[A block of data]

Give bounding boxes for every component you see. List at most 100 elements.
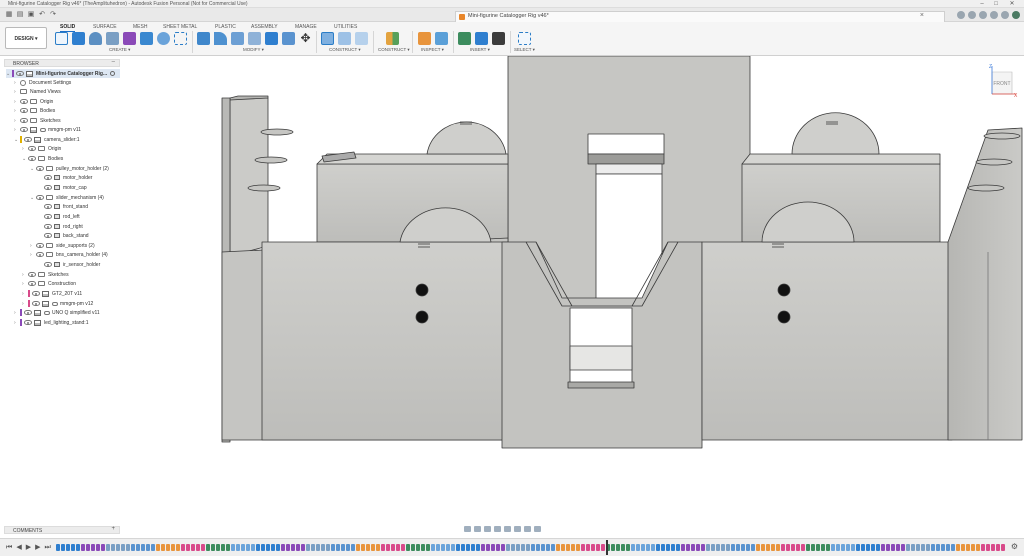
timeline-feature-icon[interactable]	[436, 544, 440, 551]
apps-grid-icon[interactable]: ▦	[5, 11, 13, 18]
tab-solid[interactable]: SOLID	[60, 24, 76, 32]
visibility-eye-icon[interactable]	[44, 233, 52, 238]
timeline-feature-icon[interactable]	[711, 544, 715, 551]
timeline-feature-icon[interactable]	[306, 544, 310, 551]
timeline-feature-icon[interactable]	[276, 544, 280, 551]
timeline-feature-icon[interactable]	[56, 544, 60, 551]
timeline-feature-icon[interactable]	[406, 544, 410, 551]
timeline-feature-icon[interactable]	[156, 544, 160, 551]
tree-item-bns-camera-holder[interactable]: › bns_camera_holder (4)	[30, 250, 108, 259]
timeline-feature-icon[interactable]	[671, 544, 675, 551]
timeline-feature-icon[interactable]	[371, 544, 375, 551]
timeline-feature-icon[interactable]	[151, 544, 155, 551]
timeline-feature-icon[interactable]	[231, 544, 235, 551]
pattern-icon[interactable]	[157, 32, 170, 45]
timeline-feature-icon[interactable]	[81, 544, 85, 551]
timeline-feature-icon[interactable]	[221, 544, 225, 551]
visibility-eye-icon[interactable]	[20, 99, 28, 104]
add-comment-icon[interactable]: +	[111, 526, 115, 532]
timeline-feature-icon[interactable]	[376, 544, 380, 551]
timeline-feature-icon[interactable]	[246, 544, 250, 551]
appearance-icon[interactable]	[386, 32, 399, 45]
timeline-feature-icon[interactable]	[91, 544, 95, 551]
minimize-icon[interactable]: –	[976, 0, 988, 8]
redo-icon[interactable]: ↷	[49, 11, 57, 18]
timeline-feature-icon[interactable]	[331, 544, 335, 551]
timeline-feature-icon[interactable]	[106, 544, 110, 551]
timeline-feature-icon[interactable]	[851, 544, 855, 551]
maximize-icon[interactable]: □	[990, 0, 1002, 8]
timeline-feature-icon[interactable]	[996, 544, 1000, 551]
visibility-eye-icon[interactable]	[36, 166, 44, 171]
visibility-eye-icon[interactable]	[28, 272, 36, 277]
select-group-label[interactable]: SELECT ▾	[514, 47, 535, 53]
timeline-feature-icon[interactable]	[516, 544, 520, 551]
visibility-eye-icon[interactable]	[44, 185, 52, 190]
timeline-feature-icon[interactable]	[881, 544, 885, 551]
timeline-feature-icon[interactable]	[396, 544, 400, 551]
timeline-feature-icon[interactable]	[901, 544, 905, 551]
extensions-icon[interactable]	[968, 11, 976, 19]
visibility-eye-icon[interactable]	[44, 214, 52, 219]
timeline-feature-icon[interactable]	[941, 544, 945, 551]
timeline-feature-icon[interactable]	[981, 544, 985, 551]
timeline-feature-icon[interactable]	[226, 544, 230, 551]
pan-icon[interactable]	[484, 526, 491, 532]
timeline-feature-icon[interactable]	[666, 544, 670, 551]
timeline-feature-icon[interactable]	[256, 544, 260, 551]
timeline-feature-icon[interactable]	[206, 544, 210, 551]
mirror-icon[interactable]	[174, 32, 187, 45]
timeline-feature-icon[interactable]	[986, 544, 990, 551]
visibility-eye-icon[interactable]	[28, 156, 36, 161]
tree-item-construction[interactable]: › Construction	[22, 279, 76, 288]
viewcube-graphic[interactable]: FRONT Z X	[988, 64, 1018, 99]
timeline-feature-icon[interactable]	[791, 544, 795, 551]
timeline-feature-icon[interactable]	[271, 544, 275, 551]
timeline-feature-icon[interactable]	[616, 544, 620, 551]
workspace-switcher-button[interactable]: DESIGN ▾	[5, 27, 47, 49]
timeline-feature-icon[interactable]	[966, 544, 970, 551]
insert-derive-icon[interactable]	[458, 32, 471, 45]
timeline-feature-icon[interactable]	[316, 544, 320, 551]
timeline-settings-icon[interactable]: ⚙	[1011, 542, 1018, 551]
tree-item-side-supports[interactable]: › side_supports (2)	[30, 241, 95, 250]
revolve-icon[interactable]	[89, 32, 102, 45]
timeline-feature-icon[interactable]	[841, 544, 845, 551]
timeline-feature-icon[interactable]	[381, 544, 385, 551]
tree-item-origin[interactable]: › Origin	[22, 144, 61, 153]
timeline-feature-icon[interactable]	[641, 544, 645, 551]
timeline-feature-icon[interactable]	[661, 544, 665, 551]
timeline-feature-icon[interactable]	[296, 544, 300, 551]
timeline-feature-icon[interactable]	[701, 544, 705, 551]
hole-icon[interactable]	[106, 32, 119, 45]
timeline-feature-icon[interactable]	[171, 544, 175, 551]
timeline-feature-icon[interactable]	[876, 544, 880, 551]
timeline-feature-icon[interactable]	[621, 544, 625, 551]
timeline-feature-icon[interactable]	[61, 544, 65, 551]
tree-item-mmgm-pm-v11[interactable]: › mmgm-pm v11	[14, 125, 81, 134]
new-tab-icon[interactable]	[957, 11, 965, 19]
timeline-feature-icon[interactable]	[761, 544, 765, 551]
box-icon[interactable]	[140, 32, 153, 45]
timeline-feature-icon[interactable]	[866, 544, 870, 551]
timeline-feature-icon[interactable]	[546, 544, 550, 551]
timeline-feature-icon[interactable]	[211, 544, 215, 551]
timeline-feature-icon[interactable]	[976, 544, 980, 551]
timeline-feature-icon[interactable]	[781, 544, 785, 551]
chamfer-icon[interactable]	[231, 32, 244, 45]
timeline-feature-icon[interactable]	[596, 544, 600, 551]
timeline-feature-icon[interactable]	[806, 544, 810, 551]
extrude-icon[interactable]	[72, 32, 85, 45]
timeline-feature-icon[interactable]	[831, 544, 835, 551]
job-status-icon[interactable]	[979, 11, 987, 19]
tree-item-camera-slider[interactable]: ⌄ camera_slider:1	[14, 135, 80, 144]
timeline-feature-icon[interactable]	[401, 544, 405, 551]
timeline-feature-icon[interactable]	[571, 544, 575, 551]
timeline-feature-icon[interactable]	[131, 544, 135, 551]
timeline-feature-icon[interactable]	[916, 544, 920, 551]
combine-icon[interactable]	[265, 32, 278, 45]
visibility-eye-icon[interactable]	[36, 252, 44, 257]
timeline-track[interactable]	[56, 544, 1006, 552]
tab-utilities[interactable]: UTILITIES	[334, 24, 357, 30]
timeline-feature-icon[interactable]	[896, 544, 900, 551]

STATED PROBLEM: Print every line of the material above without changing anything, and leave out the pictures.

COMPLETE ANSWER:
Give bounding boxes for every component you see. List at most 100 elements.
timeline-feature-icon[interactable]	[436, 544, 440, 551]
apps-grid-icon[interactable]: ▦	[5, 11, 13, 18]
tab-solid[interactable]: SOLID	[60, 24, 76, 32]
visibility-eye-icon[interactable]	[44, 233, 52, 238]
timeline-feature-icon[interactable]	[711, 544, 715, 551]
timeline-feature-icon[interactable]	[306, 544, 310, 551]
timeline-feature-icon[interactable]	[276, 544, 280, 551]
timeline-feature-icon[interactable]	[56, 544, 60, 551]
timeline-feature-icon[interactable]	[406, 544, 410, 551]
timeline-feature-icon[interactable]	[156, 544, 160, 551]
tree-item-bns-camera-holder[interactable]: › bns_camera_holder (4)	[30, 250, 108, 259]
timeline-feature-icon[interactable]	[671, 544, 675, 551]
timeline-feature-icon[interactable]	[371, 544, 375, 551]
timeline-feature-icon[interactable]	[151, 544, 155, 551]
timeline-feature-icon[interactable]	[231, 544, 235, 551]
pattern-icon[interactable]	[157, 32, 170, 45]
timeline-feature-icon[interactable]	[81, 544, 85, 551]
timeline-feature-icon[interactable]	[221, 544, 225, 551]
visibility-eye-icon[interactable]	[20, 99, 28, 104]
add-comment-icon[interactable]: +	[111, 526, 115, 532]
timeline-feature-icon[interactable]	[376, 544, 380, 551]
timeline-feature-icon[interactable]	[246, 544, 250, 551]
appearance-icon[interactable]	[386, 32, 399, 45]
timeline-feature-icon[interactable]	[91, 544, 95, 551]
minimize-icon[interactable]: –	[976, 0, 988, 8]
redo-icon[interactable]: ↷	[49, 11, 57, 18]
timeline-feature-icon[interactable]	[331, 544, 335, 551]
timeline-feature-icon[interactable]	[106, 544, 110, 551]
timeline-feature-icon[interactable]	[851, 544, 855, 551]
maximize-icon[interactable]: □	[990, 0, 1002, 8]
timeline-feature-icon[interactable]	[996, 544, 1000, 551]
visibility-eye-icon[interactable]	[36, 166, 44, 171]
visibility-eye-icon[interactable]	[28, 272, 36, 277]
select-group-label[interactable]: SELECT ▾	[514, 47, 535, 53]
timeline-feature-icon[interactable]	[516, 544, 520, 551]
visibility-eye-icon[interactable]	[44, 185, 52, 190]
timeline-feature-icon[interactable]	[881, 544, 885, 551]
timeline-feature-icon[interactable]	[396, 544, 400, 551]
timeline-feature-icon[interactable]	[901, 544, 905, 551]
extensions-icon[interactable]	[968, 11, 976, 19]
visibility-eye-icon[interactable]	[44, 214, 52, 219]
timeline-feature-icon[interactable]	[941, 544, 945, 551]
timeline-feature-icon[interactable]	[981, 544, 985, 551]
timeline-feature-icon[interactable]	[226, 544, 230, 551]
pan-icon[interactable]	[484, 526, 491, 532]
timeline-feature-icon[interactable]	[666, 544, 670, 551]
timeline-feature-icon[interactable]	[256, 544, 260, 551]
timeline-feature-icon[interactable]	[206, 544, 210, 551]
mirror-icon[interactable]	[174, 32, 187, 45]
timeline-feature-icon[interactable]	[986, 544, 990, 551]
visibility-eye-icon[interactable]	[28, 156, 36, 161]
tree-item-construction[interactable]: › Construction	[22, 279, 76, 288]
viewcube-graphic[interactable]: FRONT Z X	[988, 64, 1018, 99]
timeline-feature-icon[interactable]	[791, 544, 795, 551]
timeline-feature-icon[interactable]	[271, 544, 275, 551]
timeline-feature-icon[interactable]	[616, 544, 620, 551]
workspace-switcher-button[interactable]: DESIGN ▾	[5, 27, 47, 49]
timeline-feature-icon[interactable]	[966, 544, 970, 551]
insert-derive-icon[interactable]	[458, 32, 471, 45]
timeline-feature-icon[interactable]	[316, 544, 320, 551]
timeline-settings-icon[interactable]: ⚙	[1011, 542, 1018, 551]
tree-item-side-supports[interactable]: › side_supports (2)	[30, 241, 95, 250]
revolve-icon[interactable]	[89, 32, 102, 45]
timeline-feature-icon[interactable]	[841, 544, 845, 551]
timeline-feature-icon[interactable]	[381, 544, 385, 551]
tree-item-origin[interactable]: › Origin	[22, 144, 61, 153]
timeline-feature-icon[interactable]	[641, 544, 645, 551]
timeline-feature-icon[interactable]	[661, 544, 665, 551]
timeline-feature-icon[interactable]	[296, 544, 300, 551]
timeline-feature-icon[interactable]	[701, 544, 705, 551]
hole-icon[interactable]	[106, 32, 119, 45]
timeline-feature-icon[interactable]	[171, 544, 175, 551]
timeline-feature-icon[interactable]	[876, 544, 880, 551]
timeline-feature-icon[interactable]	[621, 544, 625, 551]
timeline-feature-icon[interactable]	[61, 544, 65, 551]
tree-item-mmgm-pm-v11[interactable]: › mmgm-pm v11	[14, 125, 81, 134]
new-tab-icon[interactable]	[957, 11, 965, 19]
timeline-feature-icon[interactable]	[761, 544, 765, 551]
box-icon[interactable]	[140, 32, 153, 45]
timeline-feature-icon[interactable]	[866, 544, 870, 551]
timeline-feature-icon[interactable]	[546, 544, 550, 551]
timeline-feature-icon[interactable]	[211, 544, 215, 551]
timeline-feature-icon[interactable]	[976, 544, 980, 551]
timeline-feature-icon[interactable]	[781, 544, 785, 551]
chamfer-icon[interactable]	[231, 32, 244, 45]
timeline-feature-icon[interactable]	[596, 544, 600, 551]
timeline-feature-icon[interactable]	[806, 544, 810, 551]
extrude-icon[interactable]	[72, 32, 85, 45]
timeline-feature-icon[interactable]	[831, 544, 835, 551]
job-status-icon[interactable]	[979, 11, 987, 19]
tree-item-camera-slider[interactable]: ⌄ camera_slider:1	[14, 135, 80, 144]
timeline-feature-icon[interactable]	[401, 544, 405, 551]
timeline-feature-icon[interactable]	[571, 544, 575, 551]
timeline-feature-icon[interactable]	[131, 544, 135, 551]
timeline-feature-icon[interactable]	[916, 544, 920, 551]
combine-icon[interactable]	[265, 32, 278, 45]
visibility-eye-icon[interactable]	[36, 252, 44, 257]
timeline-track[interactable]	[56, 544, 1006, 552]
tab-utilities[interactable]: UTILITIES	[334, 24, 357, 30]
timeline-feature-icon[interactable]	[896, 544, 900, 551]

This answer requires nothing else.